Goal — Extract all records. Keep each one exact.

(Some records)
· · · · · · ·

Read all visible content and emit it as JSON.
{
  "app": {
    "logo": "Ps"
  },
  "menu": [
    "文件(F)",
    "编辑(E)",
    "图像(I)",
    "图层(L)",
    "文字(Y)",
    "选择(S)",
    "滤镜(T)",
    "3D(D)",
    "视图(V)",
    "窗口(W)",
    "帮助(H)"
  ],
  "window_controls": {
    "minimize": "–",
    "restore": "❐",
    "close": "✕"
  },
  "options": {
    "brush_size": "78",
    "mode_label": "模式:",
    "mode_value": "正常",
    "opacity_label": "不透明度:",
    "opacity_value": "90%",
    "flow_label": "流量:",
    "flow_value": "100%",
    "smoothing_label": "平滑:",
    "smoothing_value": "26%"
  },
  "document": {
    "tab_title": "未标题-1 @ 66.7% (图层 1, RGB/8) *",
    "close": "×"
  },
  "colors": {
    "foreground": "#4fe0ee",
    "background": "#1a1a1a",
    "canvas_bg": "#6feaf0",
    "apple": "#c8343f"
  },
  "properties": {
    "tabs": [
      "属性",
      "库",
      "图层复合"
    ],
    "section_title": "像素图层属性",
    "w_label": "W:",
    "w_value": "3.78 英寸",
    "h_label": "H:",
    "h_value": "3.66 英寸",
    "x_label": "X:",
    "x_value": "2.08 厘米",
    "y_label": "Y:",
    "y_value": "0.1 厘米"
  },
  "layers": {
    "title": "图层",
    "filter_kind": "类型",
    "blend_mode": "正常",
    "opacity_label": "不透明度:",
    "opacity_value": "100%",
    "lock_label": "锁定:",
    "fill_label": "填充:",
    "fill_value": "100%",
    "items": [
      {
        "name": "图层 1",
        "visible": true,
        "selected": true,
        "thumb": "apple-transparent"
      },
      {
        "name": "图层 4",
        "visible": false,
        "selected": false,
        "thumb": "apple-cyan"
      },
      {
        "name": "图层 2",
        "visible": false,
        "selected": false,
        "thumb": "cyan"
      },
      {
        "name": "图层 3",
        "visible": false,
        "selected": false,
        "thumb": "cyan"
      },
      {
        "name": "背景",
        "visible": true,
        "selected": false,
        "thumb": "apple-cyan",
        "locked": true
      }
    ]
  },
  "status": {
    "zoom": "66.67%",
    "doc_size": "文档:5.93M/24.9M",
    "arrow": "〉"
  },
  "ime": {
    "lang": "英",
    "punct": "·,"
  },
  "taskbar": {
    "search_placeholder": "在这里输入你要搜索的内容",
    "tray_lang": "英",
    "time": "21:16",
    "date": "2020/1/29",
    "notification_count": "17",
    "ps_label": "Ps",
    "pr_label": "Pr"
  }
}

· · · · · · ·

Completed task —
Read all visible content and emit it as JSON.
{
  "app": {
    "logo": "Ps"
  },
  "menu": [
    "文件(F)",
    "编辑(E)",
    "图像(I)",
    "图层(L)",
    "文字(Y)",
    "选择(S)",
    "滤镜(T)",
    "3D(D)",
    "视图(V)",
    "窗口(W)",
    "帮助(H)"
  ],
  "window_controls": {
    "minimize": "–",
    "restore": "❐",
    "close": "✕"
  },
  "options": {
    "brush_size": "78",
    "mode_label": "模式:",
    "mode_value": "正常",
    "opacity_label": "不透明度:",
    "opacity_value": "90%",
    "flow_label": "流量:",
    "flow_value": "100%",
    "smoothing_label": "平滑:",
    "smoothing_value": "26%"
  },
  "document": {
    "tab_title": "未标题-1 @ 66.7% (图层 1, RGB/8) *",
    "close": "×"
  },
  "colors": {
    "foreground": "#4fe0ee",
    "background": "#1a1a1a",
    "canvas_bg": "#6feaf0",
    "apple": "#c8343f"
  },
  "properties": {
    "tabs": [
      "属性",
      "库",
      "图层复合"
    ],
    "section_title": "像素图层属性",
    "w_label": "W:",
    "w_value": "3.78 英寸",
    "h_label": "H:",
    "h_value": "3.66 英寸",
    "x_label": "X:",
    "x_value": "2.08 厘米",
    "y_label": "Y:",
    "y_value": "0.1 厘米"
  },
  "layers": {
    "title": "图层",
    "filter_kind": "类型",
    "blend_mode": "正常",
    "opacity_label": "不透明度:",
    "opacity_value": "100%",
    "lock_label": "锁定:",
    "fill_label": "填充:",
    "fill_value": "100%",
    "items": [
      {
        "name": "图层 1",
        "visible": true,
        "selected": true,
        "thumb": "apple-transparent"
      },
      {
        "name": "图层 4",
        "visible": false,
        "selected": false,
        "thumb": "apple-cyan"
      },
      {
        "name": "图层 2",
        "visible": false,
        "selected": false,
        "thumb": "cyan"
      },
      {
        "name": "图层 3",
        "visible": false,
        "selected": false,
        "thumb": "cyan"
      },
      {
        "name": "背景",
        "visible": true,
        "selected": false,
        "thumb": "apple-cyan",
        "locked": true
      }
    ]
  },
  "status": {
    "zoom": "66.67%",
    "doc_size": "文档:5.93M/24.9M",
    "arrow": "〉"
  },
  "ime": {
    "lang": "英",
    "punct": "·,"
  },
  "taskbar": {
    "search_placeholder": "在这里输入你要搜索的内容",
    "tray_lang": "英",
    "time": "21:16",
    "date": "2020/1/29",
    "notification_count": "17",
    "ps_label": "Ps",
    "pr_label": "Pr"
  }
}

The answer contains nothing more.